▶ **PROBLEM DETAILS**
Note each line that includes the word "image". Copy those lines.

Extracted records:
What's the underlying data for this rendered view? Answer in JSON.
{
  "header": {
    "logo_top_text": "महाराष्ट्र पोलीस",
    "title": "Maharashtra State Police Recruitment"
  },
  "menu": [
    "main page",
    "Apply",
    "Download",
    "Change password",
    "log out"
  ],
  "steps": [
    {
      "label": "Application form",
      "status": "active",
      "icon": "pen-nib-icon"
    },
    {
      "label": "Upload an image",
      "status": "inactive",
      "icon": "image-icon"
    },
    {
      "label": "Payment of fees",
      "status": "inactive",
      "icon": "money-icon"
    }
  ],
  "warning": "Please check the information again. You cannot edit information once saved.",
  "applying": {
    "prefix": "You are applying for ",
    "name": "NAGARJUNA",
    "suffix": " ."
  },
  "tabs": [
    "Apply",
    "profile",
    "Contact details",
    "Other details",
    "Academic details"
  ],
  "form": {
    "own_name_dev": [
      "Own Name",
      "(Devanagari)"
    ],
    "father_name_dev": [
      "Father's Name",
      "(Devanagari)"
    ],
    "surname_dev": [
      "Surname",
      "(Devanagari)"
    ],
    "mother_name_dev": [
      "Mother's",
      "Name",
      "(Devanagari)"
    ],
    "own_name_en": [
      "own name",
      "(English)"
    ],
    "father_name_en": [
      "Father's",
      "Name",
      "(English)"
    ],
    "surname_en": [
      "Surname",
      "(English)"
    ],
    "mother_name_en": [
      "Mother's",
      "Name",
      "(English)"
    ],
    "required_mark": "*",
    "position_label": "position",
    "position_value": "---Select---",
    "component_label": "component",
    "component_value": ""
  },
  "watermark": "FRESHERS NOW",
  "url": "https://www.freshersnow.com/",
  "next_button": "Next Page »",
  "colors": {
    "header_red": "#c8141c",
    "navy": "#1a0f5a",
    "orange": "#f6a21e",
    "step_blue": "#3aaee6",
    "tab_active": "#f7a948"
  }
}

▶ **OUTPUT**
      "label": "Upload an image",
      "icon": "image-icon"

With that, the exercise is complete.